▶ _PROBLEM TO WORK ON_
Your task is to transcribe all of the data below exactly, omitting the images.

▶ _DATASET RECORDS_
● ● ● ●
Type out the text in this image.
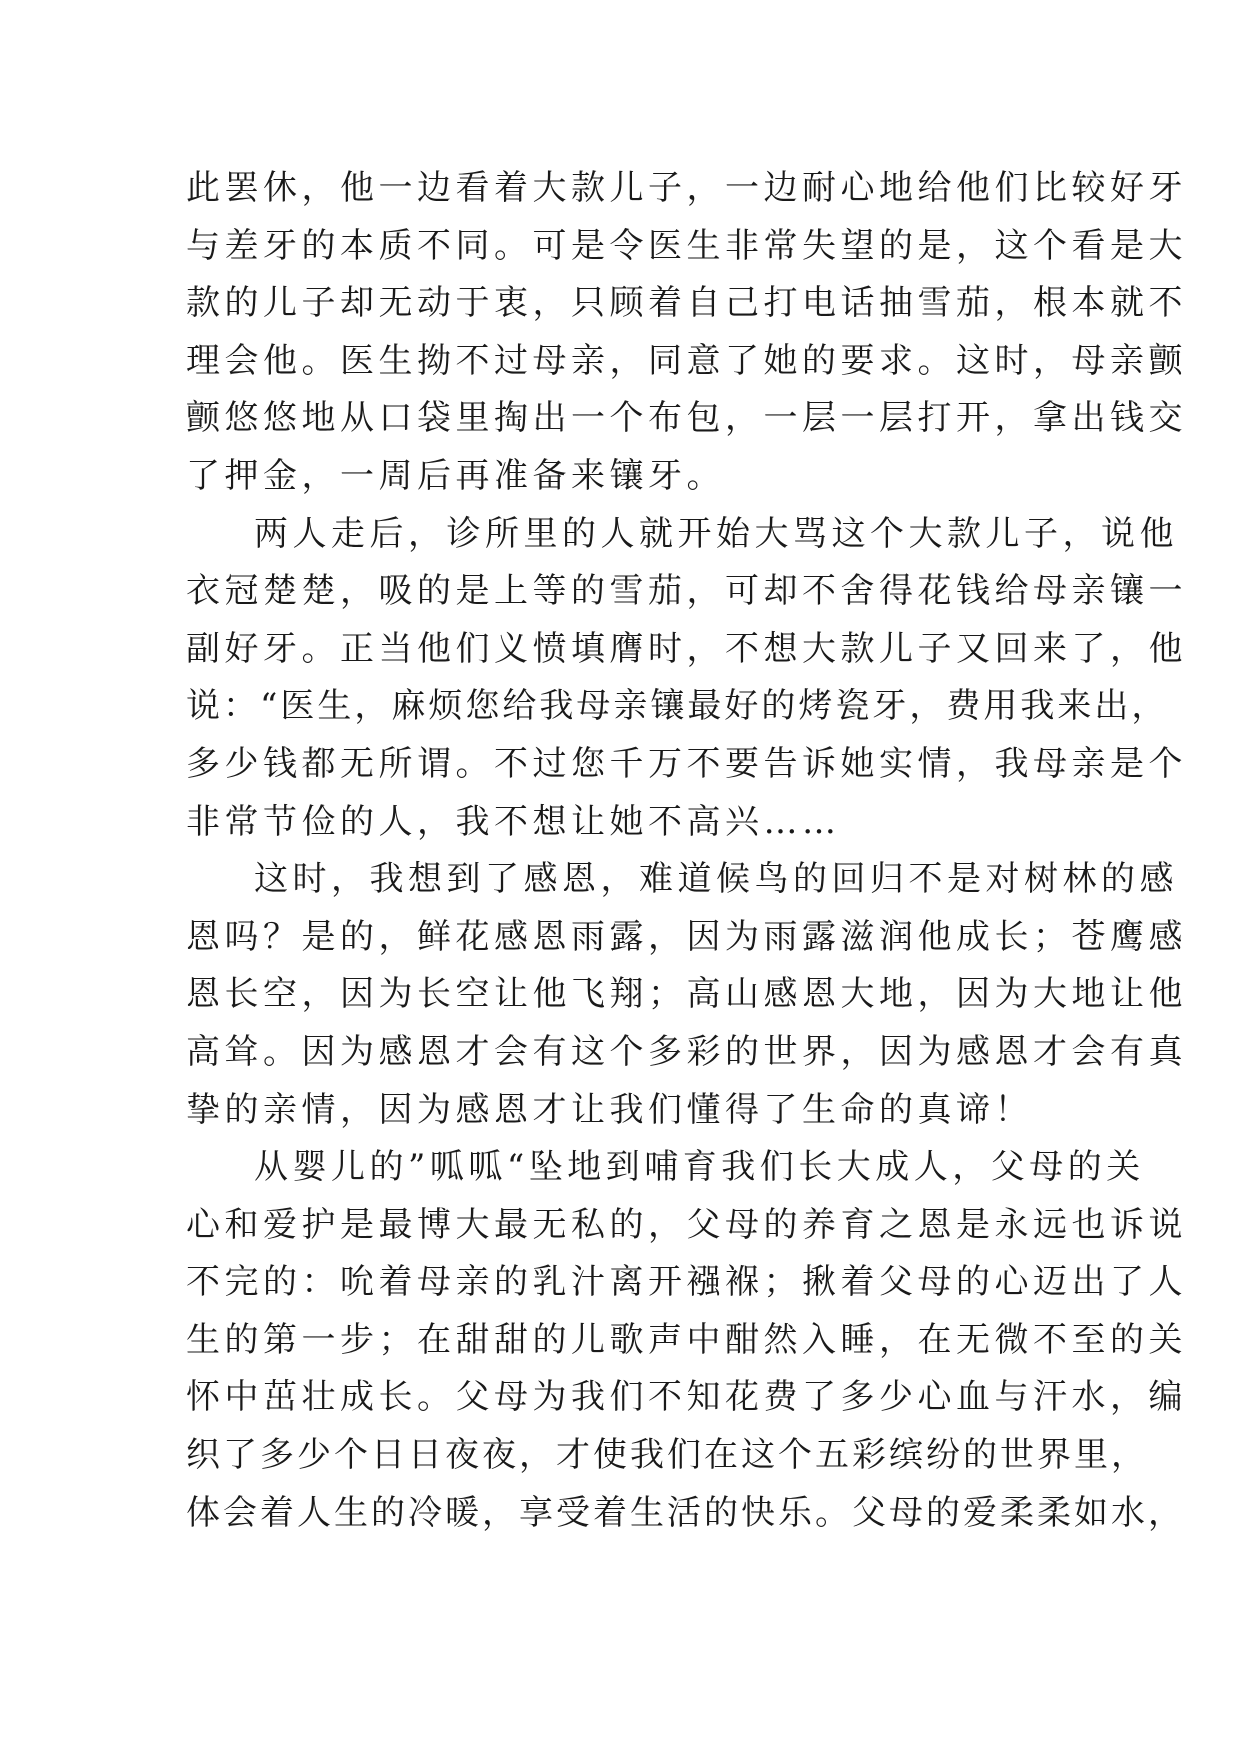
此罢休，他一边看着大款儿子，一边耐心地给他们比较好牙
与差牙的本质不同。可是令医生非常失望的是，这个看是大
款的儿子却无动于衷，只顾着自己打电话抽雪茄，根本就不
理会他。医生拗不过母亲，同意了她的要求。这时，母亲颤
颤悠悠地从口袋里掏出一个布包，一层一层打开，拿出钱交
了押金，一周后再准备来镶牙。
两人走后，诊所里的人就开始大骂这个大款儿子，说他
衣冠楚楚，吸的是上等的雪茄，可却不舍得花钱给母亲镶一
副好牙。正当他们义愤填膺时，不想大款儿子又回来了，他
说：“医生，麻烦您给我母亲镶最好的烤瓷牙，费用我来出，
多少钱都无所谓。不过您千万不要告诉她实情，我母亲是个
非常节俭的人，我不想让她不高兴……
这时，我想到了感恩，难道候鸟的回归不是对树林的感
恩吗？是的，鲜花感恩雨露，因为雨露滋润他成长；苍鹰感
恩长空，因为长空让他飞翔；高山感恩大地，因为大地让他
高耸。因为感恩才会有这个多彩的世界，因为感恩才会有真
挚的亲情，因为感恩才让我们懂得了生命的真谛！
从婴儿的”呱呱“坠地到哺育我们长大成人，父母的关
心和爱护是最博大最无私的，父母的养育之恩是永远也诉说
不完的：吮着母亲的乳汁离开襁褓；揪着父母的心迈出了人
生的第一步；在甜甜的儿歌声中酣然入睡，在无微不至的关
怀中茁壮成长。父母为我们不知花费了多少心血与汗水，编
织了多少个日日夜夜，才使我们在这个五彩缤纷的世界里，
体会着人生的冷暖，享受着生活的快乐。父母的爱柔柔如水，
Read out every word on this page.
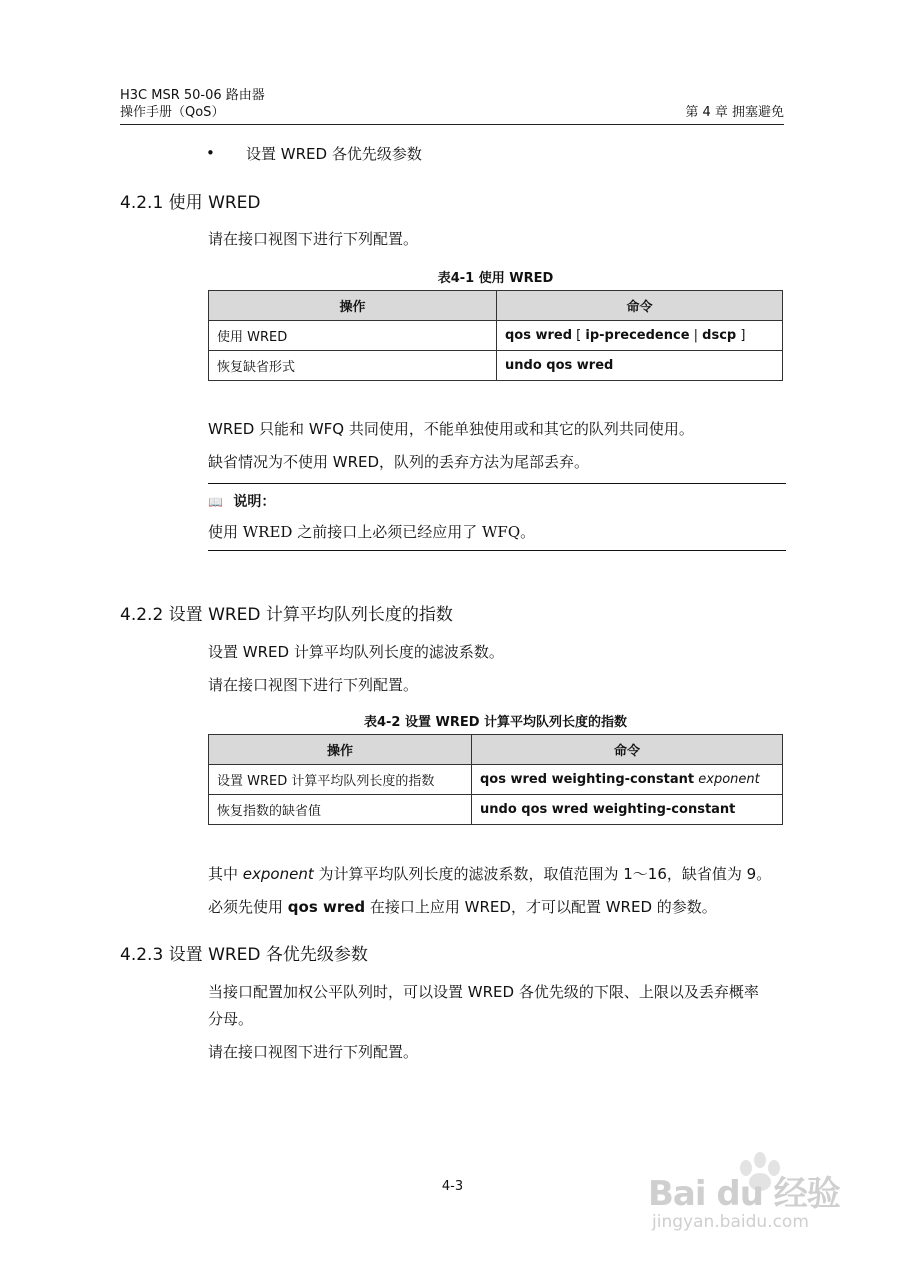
H3C MSR 50-06 路由器
操作手册（QoS）	第 4 章 拥塞避免
• 设置 WRED 各优先级参数
4.2.1 使用 WRED
请在接口视图下进行下列配置。
表4-1 使用 WRED
操作	命令
使用 WRED	qos wred [ ip-precedence | dscp ]
恢复缺省形式	undo qos wred
WRED 只能和 WFQ 共同使用，不能单独使用或和其它的队列共同使用。
缺省情况为不使用 WRED，队列的丢弃方法为尾部丢弃。
📖 说明：
使用 WRED 之前接口上必须已经应用了 WFQ。
4.2.2 设置 WRED 计算平均队列长度的指数
设置 WRED 计算平均队列长度的滤波系数。
请在接口视图下进行下列配置。
表4-2 设置 WRED 计算平均队列长度的指数
操作	命令
设置 WRED 计算平均队列长度的指数	qos wred weighting-constant exponent
恢复指数的缺省值	undo qos wred weighting-constant
其中 exponent 为计算平均队列长度的滤波系数，取值范围为 1～16，缺省值为 9。
必须先使用 qos wred 在接口上应用 WRED，才可以配置 WRED 的参数。
4.2.3 设置 WRED 各优先级参数
当接口配置加权公平队列时，可以设置 WRED 各优先级的下限、上限以及丢弃概率
分母。
请在接口视图下进行下列配置。
4-3	Bai du 经验
jingyan.baidu.com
● ● ● ●
▶ _RESULT OF THIS EXERCISE_
Type out the text in this image.
此罢休，他一边看着大款儿子，一边耐心地给他们比较好牙
与差牙的本质不同。可是令医生非常失望的是，这个看是大
款的儿子却无动于衷，只顾着自己打电话抽雪茄，根本就不
理会他。医生拗不过母亲，同意了她的要求。这时，母亲颤
颤悠悠地从口袋里掏出一个布包，一层一层打开，拿出钱交
了押金，一周后再准备来镶牙。
两人走后，诊所里的人就开始大骂这个大款儿子，说他
衣冠楚楚，吸的是上等的雪茄，可却不舍得花钱给母亲镶一
副好牙。正当他们义愤填膺时，不想大款儿子又回来了，他
说：“医生，麻烦您给我母亲镶最好的烤瓷牙，费用我来出，
多少钱都无所谓。不过您千万不要告诉她实情，我母亲是个
非常节俭的人，我不想让她不高兴……
这时，我想到了感恩，难道候鸟的回归不是对树林的感
恩吗？是的，鲜花感恩雨露，因为雨露滋润他成长；苍鹰感
恩长空，因为长空让他飞翔；高山感恩大地，因为大地让他
高耸。因为感恩才会有这个多彩的世界，因为感恩才会有真
挚的亲情，因为感恩才让我们懂得了生命的真谛！
从婴儿的”呱呱“坠地到哺育我们长大成人，父母的关
心和爱护是最博大最无私的，父母的养育之恩是永远也诉说
不完的：吮着母亲的乳汁离开襁褓；揪着父母的心迈出了人
生的第一步；在甜甜的儿歌声中酣然入睡，在无微不至的关
怀中茁壮成长。父母为我们不知花费了多少心血与汗水，编
织了多少个日日夜夜，才使我们在这个五彩缤纷的世界里，
体会着人生的冷暖，享受着生活的快乐。父母的爱柔柔如水，
Read out every word on this page.
H3C MSR 50-06 路由器
操作手册（QoS）	第 4 章 拥塞避免
• 设置 WRED 各优先级参数
4.2.1 使用 WRED
请在接口视图下进行下列配置。
表4-1 使用 WRED
操作	命令
使用 WRED	qos wred [ ip-precedence | dscp ]
恢复缺省形式	undo qos wred
WRED 只能和 WFQ 共同使用，不能单独使用或和其它的队列共同使用。
缺省情况为不使用 WRED，队列的丢弃方法为尾部丢弃。
📖 说明：
使用 WRED 之前接口上必须已经应用了 WFQ。
4.2.2 设置 WRED 计算平均队列长度的指数
设置 WRED 计算平均队列长度的滤波系数。
请在接口视图下进行下列配置。
表4-2 设置 WRED 计算平均队列长度的指数
操作	命令
设置 WRED 计算平均队列长度的指数	qos wred weighting-constant exponent
恢复指数的缺省值	undo qos wred weighting-constant
其中 exponent 为计算平均队列长度的滤波系数，取值范围为 1～16，缺省值为 9。
必须先使用 qos wred 在接口上应用 WRED，才可以配置 WRED 的参数。
4.2.3 设置 WRED 各优先级参数
当接口配置加权公平队列时，可以设置 WRED 各优先级的下限、上限以及丢弃概率
分母。
请在接口视图下进行下列配置。
4-3	Bai du 经验
jingyan.baidu.com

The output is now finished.